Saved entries

-- start --

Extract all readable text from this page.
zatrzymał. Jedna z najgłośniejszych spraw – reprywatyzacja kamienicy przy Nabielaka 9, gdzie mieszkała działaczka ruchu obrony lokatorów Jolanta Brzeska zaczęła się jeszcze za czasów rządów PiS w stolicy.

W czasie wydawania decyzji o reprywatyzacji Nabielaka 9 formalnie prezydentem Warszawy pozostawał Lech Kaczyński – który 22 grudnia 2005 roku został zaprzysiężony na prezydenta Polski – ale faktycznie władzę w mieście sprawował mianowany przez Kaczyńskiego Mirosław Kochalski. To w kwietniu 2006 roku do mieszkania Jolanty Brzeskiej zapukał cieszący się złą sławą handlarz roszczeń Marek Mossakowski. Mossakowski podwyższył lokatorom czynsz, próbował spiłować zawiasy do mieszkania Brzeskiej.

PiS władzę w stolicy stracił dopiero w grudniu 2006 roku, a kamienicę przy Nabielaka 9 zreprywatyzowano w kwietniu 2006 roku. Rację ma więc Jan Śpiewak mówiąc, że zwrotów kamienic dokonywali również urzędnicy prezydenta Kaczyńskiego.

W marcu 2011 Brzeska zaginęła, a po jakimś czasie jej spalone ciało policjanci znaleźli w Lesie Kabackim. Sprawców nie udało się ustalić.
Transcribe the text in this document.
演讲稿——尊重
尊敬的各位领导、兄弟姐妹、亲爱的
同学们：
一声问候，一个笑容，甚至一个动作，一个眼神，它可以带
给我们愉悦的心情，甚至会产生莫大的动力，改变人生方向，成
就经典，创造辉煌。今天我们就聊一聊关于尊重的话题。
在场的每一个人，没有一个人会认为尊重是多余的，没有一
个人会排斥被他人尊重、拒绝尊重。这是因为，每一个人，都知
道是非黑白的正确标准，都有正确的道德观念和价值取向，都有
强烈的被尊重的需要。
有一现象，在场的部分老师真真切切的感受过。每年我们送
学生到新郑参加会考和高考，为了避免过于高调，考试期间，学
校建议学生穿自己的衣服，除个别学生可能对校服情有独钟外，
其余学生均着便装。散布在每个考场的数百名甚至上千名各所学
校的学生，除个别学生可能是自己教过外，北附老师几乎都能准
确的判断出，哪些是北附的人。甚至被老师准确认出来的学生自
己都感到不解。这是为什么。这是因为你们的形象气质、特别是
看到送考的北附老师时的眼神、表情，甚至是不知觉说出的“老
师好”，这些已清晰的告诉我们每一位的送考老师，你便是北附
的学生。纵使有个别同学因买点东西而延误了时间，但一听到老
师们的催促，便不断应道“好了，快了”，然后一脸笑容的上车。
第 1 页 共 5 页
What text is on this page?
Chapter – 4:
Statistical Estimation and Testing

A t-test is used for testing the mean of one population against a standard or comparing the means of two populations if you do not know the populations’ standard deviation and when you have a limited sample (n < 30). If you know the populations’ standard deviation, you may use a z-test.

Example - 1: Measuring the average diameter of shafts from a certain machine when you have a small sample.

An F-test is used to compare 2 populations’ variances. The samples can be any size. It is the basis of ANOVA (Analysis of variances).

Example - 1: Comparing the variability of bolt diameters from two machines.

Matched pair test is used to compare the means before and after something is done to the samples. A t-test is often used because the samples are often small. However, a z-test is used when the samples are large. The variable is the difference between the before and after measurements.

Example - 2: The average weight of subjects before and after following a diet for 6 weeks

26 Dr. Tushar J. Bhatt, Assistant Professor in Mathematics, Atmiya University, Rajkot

-- end --

> WHAT IS REQUIRED
Pull every line containing "average" from the material above.

> IN RESPONSE
Example - 1: Measuring the average diameter of shafts from a certain machine when you have a small sample.
Example - 2: The average weight of subjects before and after following a diet for 6 weeks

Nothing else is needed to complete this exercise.